Required task: Every entry must be copied word for word.

Data entries
------------------------------------
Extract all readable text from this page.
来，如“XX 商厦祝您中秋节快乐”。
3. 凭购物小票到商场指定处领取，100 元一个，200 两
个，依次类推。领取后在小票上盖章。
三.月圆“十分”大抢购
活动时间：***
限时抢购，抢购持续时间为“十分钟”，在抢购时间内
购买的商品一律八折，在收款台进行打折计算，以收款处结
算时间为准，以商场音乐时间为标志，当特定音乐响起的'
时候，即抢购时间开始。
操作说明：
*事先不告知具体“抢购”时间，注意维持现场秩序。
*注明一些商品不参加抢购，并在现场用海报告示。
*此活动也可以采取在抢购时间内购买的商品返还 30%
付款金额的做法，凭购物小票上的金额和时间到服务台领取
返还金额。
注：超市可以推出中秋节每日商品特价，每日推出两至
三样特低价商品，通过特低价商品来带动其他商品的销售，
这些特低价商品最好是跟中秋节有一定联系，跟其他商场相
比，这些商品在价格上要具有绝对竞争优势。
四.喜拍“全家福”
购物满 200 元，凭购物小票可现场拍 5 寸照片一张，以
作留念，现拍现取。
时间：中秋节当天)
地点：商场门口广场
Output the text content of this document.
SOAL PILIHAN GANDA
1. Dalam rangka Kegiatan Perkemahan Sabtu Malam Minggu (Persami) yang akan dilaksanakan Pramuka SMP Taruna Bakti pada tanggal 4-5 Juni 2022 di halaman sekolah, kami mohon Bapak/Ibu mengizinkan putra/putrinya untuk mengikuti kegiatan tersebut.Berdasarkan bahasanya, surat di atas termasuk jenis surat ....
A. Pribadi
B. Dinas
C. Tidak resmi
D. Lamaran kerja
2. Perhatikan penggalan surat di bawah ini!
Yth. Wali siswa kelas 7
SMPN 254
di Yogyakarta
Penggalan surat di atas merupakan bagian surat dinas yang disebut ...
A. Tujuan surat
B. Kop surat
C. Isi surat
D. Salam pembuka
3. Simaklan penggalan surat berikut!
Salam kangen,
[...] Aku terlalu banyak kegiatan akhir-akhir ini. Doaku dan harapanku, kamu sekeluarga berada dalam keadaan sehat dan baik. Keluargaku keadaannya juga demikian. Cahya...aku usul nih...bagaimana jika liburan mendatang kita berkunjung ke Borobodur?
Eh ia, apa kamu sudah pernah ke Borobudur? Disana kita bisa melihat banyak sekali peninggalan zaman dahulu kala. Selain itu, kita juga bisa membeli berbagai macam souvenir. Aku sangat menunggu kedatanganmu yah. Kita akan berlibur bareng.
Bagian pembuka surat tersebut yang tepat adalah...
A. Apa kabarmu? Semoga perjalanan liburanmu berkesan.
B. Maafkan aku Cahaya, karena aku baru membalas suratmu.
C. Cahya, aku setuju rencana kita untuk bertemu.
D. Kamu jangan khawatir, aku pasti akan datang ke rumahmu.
------------------------------------
Answer to the problem:
Extract all readable text from this page.
来，如“XX 商厦祝您中秋节快乐”。
3. 凭购物小票到商场指定处领取，100 元一个，200 两
个，依次类推。领取后在小票上盖章。
三.月圆“十分”大抢购
活动时间：***
限时抢购，抢购持续时间为“十分钟”，在抢购时间内
购买的商品一律八折，在收款台进行打折计算，以收款处结
算时间为准，以商场音乐时间为标志，当特定音乐响起的'
时候，即抢购时间开始。
操作说明：
*事先不告知具体“抢购”时间，注意维持现场秩序。
*注明一些商品不参加抢购，并在现场用海报告示。
*此活动也可以采取在抢购时间内购买的商品返还 30%
付款金额的做法，凭购物小票上的金额和时间到服务台领取
返还金额。
注：超市可以推出中秋节每日商品特价，每日推出两至
三样特低价商品，通过特低价商品来带动其他商品的销售，
这些特低价商品最好是跟中秋节有一定联系，跟其他商场相
比，这些商品在价格上要具有绝对竞争优势。
四.喜拍“全家福”
购物满 200 元，凭购物小票可现场拍 5 寸照片一张，以
作留念，现拍现取。
时间：中秋节当天)
地点：商场门口广场
Output the text content of this document.
SOAL PILIHAN GANDA
1. Dalam rangka Kegiatan Perkemahan Sabtu Malam Minggu (Persami) yang akan dilaksanakan Pramuka SMP Taruna Bakti pada tanggal 4-5 Juni 2022 di halaman sekolah, kami mohon Bapak/Ibu mengizinkan putra/putrinya untuk mengikuti kegiatan tersebut.Berdasarkan bahasanya, surat di atas termasuk jenis surat ....
A. Pribadi
B. Dinas
C. Tidak resmi
D. Lamaran kerja
2. Perhatikan penggalan surat di bawah ini!
Yth. Wali siswa kelas 7
SMPN 254
di Yogyakarta
Penggalan surat di atas merupakan bagian surat dinas yang disebut ...
A. Tujuan surat
B. Kop surat
C. Isi surat
D. Salam pembuka
3. Simaklan penggalan surat berikut!
Salam kangen,
[...] Aku terlalu banyak kegiatan akhir-akhir ini. Doaku dan harapanku, kamu sekeluarga berada dalam keadaan sehat dan baik. Keluargaku keadaannya juga demikian. Cahya...aku usul nih...bagaimana jika liburan mendatang kita berkunjung ke Borobodur?
Eh ia, apa kamu sudah pernah ke Borobudur? Disana kita bisa melihat banyak sekali peninggalan zaman dahulu kala. Selain itu, kita juga bisa membeli berbagai macam souvenir. Aku sangat menunggu kedatanganmu yah. Kita akan berlibur bareng.
Bagian pembuka surat tersebut yang tepat adalah...
A. Apa kabarmu? Semoga perjalanan liburanmu berkesan.
B. Maafkan aku Cahaya, karena aku baru membalas suratmu.
C. Cahya, aku setuju rencana kita untuk bertemu.
D. Kamu jangan khawatir, aku pasti akan datang ke rumahmu.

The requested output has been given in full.